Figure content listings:
[Begin]
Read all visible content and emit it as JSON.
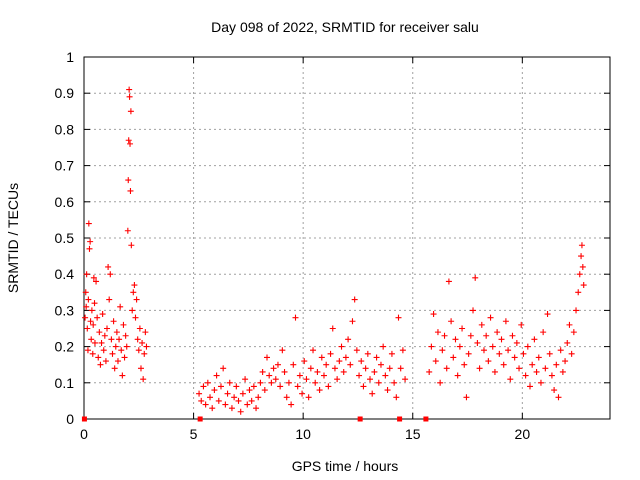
{
  "chart_data": {
    "type": "scatter",
    "title": "Day 098 of 2022, SRMTID for receiver salu",
    "xlabel": "GPS time / hours",
    "ylabel": "SRMTID / TECUs",
    "xlim": [
      0,
      24
    ],
    "ylim": [
      0,
      1
    ],
    "xticks": [
      0,
      5,
      10,
      15,
      20
    ],
    "xtick_labels": [
      "0",
      "5",
      "10",
      "15",
      "20"
    ],
    "yticks": [
      0,
      0.1,
      0.2,
      0.3,
      0.4,
      0.5,
      0.6,
      0.7,
      0.8,
      0.9,
      1
    ],
    "ytick_labels": [
      "0",
      "0.1",
      "0.2",
      "0.3",
      "0.4",
      "0.5",
      "0.6",
      "0.7",
      "0.8",
      "0.9",
      "1"
    ],
    "grid": true,
    "marker_color": "#ff0000",
    "series": [
      {
        "name": "SRMTID",
        "marker": "plus",
        "points": [
          [
            0.05,
            0.28
          ],
          [
            0.08,
            0.35
          ],
          [
            0.1,
            0.31
          ],
          [
            0.12,
            0.4
          ],
          [
            0.15,
            0.25
          ],
          [
            0.18,
            0.19
          ],
          [
            0.2,
            0.33
          ],
          [
            0.22,
            0.54
          ],
          [
            0.25,
            0.47
          ],
          [
            0.28,
            0.49
          ],
          [
            0.3,
            0.27
          ],
          [
            0.33,
            0.22
          ],
          [
            0.36,
            0.3
          ],
          [
            0.4,
            0.18
          ],
          [
            0.42,
            0.26
          ],
          [
            0.45,
            0.39
          ],
          [
            0.48,
            0.32
          ],
          [
            0.5,
            0.21
          ],
          [
            0.55,
            0.38
          ],
          [
            0.6,
            0.28
          ],
          [
            0.65,
            0.17
          ],
          [
            0.7,
            0.24
          ],
          [
            0.75,
            0.15
          ],
          [
            0.8,
            0.21
          ],
          [
            0.85,
            0.29
          ],
          [
            0.9,
            0.19
          ],
          [
            0.95,
            0.23
          ],
          [
            1.0,
            0.16
          ],
          [
            1.05,
            0.25
          ],
          [
            1.1,
            0.42
          ],
          [
            1.15,
            0.33
          ],
          [
            1.2,
            0.4
          ],
          [
            1.25,
            0.22
          ],
          [
            1.3,
            0.18
          ],
          [
            1.35,
            0.27
          ],
          [
            1.4,
            0.14
          ],
          [
            1.45,
            0.2
          ],
          [
            1.5,
            0.24
          ],
          [
            1.55,
            0.16
          ],
          [
            1.6,
            0.22
          ],
          [
            1.65,
            0.31
          ],
          [
            1.7,
            0.19
          ],
          [
            1.75,
            0.12
          ],
          [
            1.8,
            0.26
          ],
          [
            1.85,
            0.17
          ],
          [
            1.9,
            0.23
          ],
          [
            1.95,
            0.2
          ],
          [
            2.0,
            0.52
          ],
          [
            2.02,
            0.66
          ],
          [
            2.04,
            0.77
          ],
          [
            2.06,
            0.91
          ],
          [
            2.08,
            0.89
          ],
          [
            2.1,
            0.76
          ],
          [
            2.12,
            0.63
          ],
          [
            2.14,
            0.85
          ],
          [
            2.16,
            0.48
          ],
          [
            2.2,
            0.3
          ],
          [
            2.25,
            0.35
          ],
          [
            2.3,
            0.37
          ],
          [
            2.35,
            0.28
          ],
          [
            2.4,
            0.33
          ],
          [
            2.45,
            0.22
          ],
          [
            2.5,
            0.19
          ],
          [
            2.55,
            0.25
          ],
          [
            2.6,
            0.14
          ],
          [
            2.65,
            0.21
          ],
          [
            2.7,
            0.11
          ],
          [
            2.75,
            0.18
          ],
          [
            2.8,
            0.24
          ],
          [
            2.85,
            0.2
          ],
          [
            5.25,
            0.07
          ],
          [
            5.35,
            0.05
          ],
          [
            5.45,
            0.09
          ],
          [
            5.55,
            0.04
          ],
          [
            5.65,
            0.1
          ],
          [
            5.75,
            0.06
          ],
          [
            5.85,
            0.03
          ],
          [
            5.95,
            0.08
          ],
          [
            6.05,
            0.12
          ],
          [
            6.15,
            0.05
          ],
          [
            6.25,
            0.09
          ],
          [
            6.35,
            0.14
          ],
          [
            6.45,
            0.04
          ],
          [
            6.55,
            0.07
          ],
          [
            6.65,
            0.1
          ],
          [
            6.75,
            0.03
          ],
          [
            6.85,
            0.06
          ],
          [
            6.95,
            0.09
          ],
          [
            7.05,
            0.05
          ],
          [
            7.15,
            0.02
          ],
          [
            7.25,
            0.07
          ],
          [
            7.35,
            0.11
          ],
          [
            7.45,
            0.04
          ],
          [
            7.55,
            0.08
          ],
          [
            7.65,
            0.05
          ],
          [
            7.75,
            0.09
          ],
          [
            7.85,
            0.03
          ],
          [
            7.95,
            0.06
          ],
          [
            8.05,
            0.1
          ],
          [
            8.15,
            0.13
          ],
          [
            8.25,
            0.08
          ],
          [
            8.35,
            0.17
          ],
          [
            8.45,
            0.12
          ],
          [
            8.55,
            0.1
          ],
          [
            8.65,
            0.14
          ],
          [
            8.75,
            0.11
          ],
          [
            8.85,
            0.15
          ],
          [
            8.95,
            0.09
          ],
          [
            9.05,
            0.19
          ],
          [
            9.15,
            0.13
          ],
          [
            9.25,
            0.06
          ],
          [
            9.35,
            0.1
          ],
          [
            9.45,
            0.04
          ],
          [
            9.55,
            0.15
          ],
          [
            9.65,
            0.28
          ],
          [
            9.75,
            0.09
          ],
          [
            9.85,
            0.12
          ],
          [
            9.95,
            0.07
          ],
          [
            10.05,
            0.16
          ],
          [
            10.15,
            0.11
          ],
          [
            10.25,
            0.06
          ],
          [
            10.35,
            0.14
          ],
          [
            10.45,
            0.19
          ],
          [
            10.55,
            0.1
          ],
          [
            10.65,
            0.13
          ],
          [
            10.75,
            0.08
          ],
          [
            10.85,
            0.17
          ],
          [
            10.95,
            0.12
          ],
          [
            11.05,
            0.15
          ],
          [
            11.15,
            0.09
          ],
          [
            11.25,
            0.18
          ],
          [
            11.35,
            0.25
          ],
          [
            11.45,
            0.14
          ],
          [
            11.55,
            0.11
          ],
          [
            11.65,
            0.16
          ],
          [
            11.75,
            0.2
          ],
          [
            11.85,
            0.13
          ],
          [
            11.95,
            0.17
          ],
          [
            12.05,
            0.22
          ],
          [
            12.15,
            0.15
          ],
          [
            12.25,
            0.27
          ],
          [
            12.35,
            0.33
          ],
          [
            12.45,
            0.19
          ],
          [
            12.55,
            0.12
          ],
          [
            12.65,
            0.16
          ],
          [
            12.75,
            0.09
          ],
          [
            12.85,
            0.14
          ],
          [
            12.95,
            0.18
          ],
          [
            13.05,
            0.11
          ],
          [
            13.15,
            0.07
          ],
          [
            13.25,
            0.13
          ],
          [
            13.35,
            0.17
          ],
          [
            13.45,
            0.1
          ],
          [
            13.55,
            0.15
          ],
          [
            13.65,
            0.2
          ],
          [
            13.75,
            0.12
          ],
          [
            13.85,
            0.08
          ],
          [
            13.95,
            0.14
          ],
          [
            14.05,
            0.18
          ],
          [
            14.15,
            0.1
          ],
          [
            14.25,
            0.06
          ],
          [
            14.35,
            0.28
          ],
          [
            14.45,
            0.14
          ],
          [
            14.55,
            0.19
          ],
          [
            14.65,
            0.11
          ],
          [
            15.75,
            0.13
          ],
          [
            15.85,
            0.2
          ],
          [
            15.95,
            0.29
          ],
          [
            16.05,
            0.16
          ],
          [
            16.15,
            0.24
          ],
          [
            16.25,
            0.1
          ],
          [
            16.35,
            0.19
          ],
          [
            16.45,
            0.23
          ],
          [
            16.55,
            0.14
          ],
          [
            16.65,
            0.38
          ],
          [
            16.75,
            0.27
          ],
          [
            16.85,
            0.17
          ],
          [
            16.95,
            0.22
          ],
          [
            17.05,
            0.12
          ],
          [
            17.15,
            0.2
          ],
          [
            17.25,
            0.25
          ],
          [
            17.35,
            0.15
          ],
          [
            17.45,
            0.06
          ],
          [
            17.55,
            0.18
          ],
          [
            17.65,
            0.23
          ],
          [
            17.75,
            0.3
          ],
          [
            17.85,
            0.39
          ],
          [
            17.95,
            0.21
          ],
          [
            18.05,
            0.14
          ],
          [
            18.15,
            0.26
          ],
          [
            18.25,
            0.19
          ],
          [
            18.35,
            0.23
          ],
          [
            18.45,
            0.16
          ],
          [
            18.55,
            0.28
          ],
          [
            18.65,
            0.2
          ],
          [
            18.75,
            0.13
          ],
          [
            18.85,
            0.24
          ],
          [
            18.95,
            0.18
          ],
          [
            19.05,
            0.22
          ],
          [
            19.15,
            0.15
          ],
          [
            19.25,
            0.27
          ],
          [
            19.35,
            0.19
          ],
          [
            19.45,
            0.11
          ],
          [
            19.55,
            0.23
          ],
          [
            19.65,
            0.17
          ],
          [
            19.75,
            0.21
          ],
          [
            19.85,
            0.14
          ],
          [
            19.95,
            0.26
          ],
          [
            20.05,
            0.18
          ],
          [
            20.15,
            0.12
          ],
          [
            20.25,
            0.2
          ],
          [
            20.35,
            0.09
          ],
          [
            20.45,
            0.15
          ],
          [
            20.55,
            0.22
          ],
          [
            20.65,
            0.13
          ],
          [
            20.75,
            0.17
          ],
          [
            20.85,
            0.1
          ],
          [
            20.95,
            0.24
          ],
          [
            21.05,
            0.14
          ],
          [
            21.15,
            0.29
          ],
          [
            21.25,
            0.18
          ],
          [
            21.35,
            0.12
          ],
          [
            21.45,
            0.08
          ],
          [
            21.55,
            0.15
          ],
          [
            21.65,
            0.06
          ],
          [
            21.75,
            0.19
          ],
          [
            21.85,
            0.13
          ],
          [
            21.95,
            0.16
          ],
          [
            22.05,
            0.21
          ],
          [
            22.15,
            0.26
          ],
          [
            22.25,
            0.18
          ],
          [
            22.35,
            0.24
          ],
          [
            22.45,
            0.3
          ],
          [
            22.55,
            0.35
          ],
          [
            22.62,
            0.4
          ],
          [
            22.68,
            0.45
          ],
          [
            22.72,
            0.48
          ],
          [
            22.76,
            0.42
          ],
          [
            22.8,
            0.37
          ]
        ]
      },
      {
        "name": "zero markers",
        "marker": "square",
        "points": [
          [
            0.02,
            0
          ],
          [
            5.3,
            0
          ],
          [
            12.6,
            0
          ],
          [
            14.4,
            0
          ],
          [
            15.6,
            0
          ]
        ]
      }
    ]
  }
}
[End]
Problem requirements: Extract every line containing the string "SRMTID" from the data above.

Result below:
    "title": "Day 098 of 2022, SRMTID for receiver salu",
    "ylabel": "SRMTID / TECUs",
        "name": "SRMTID",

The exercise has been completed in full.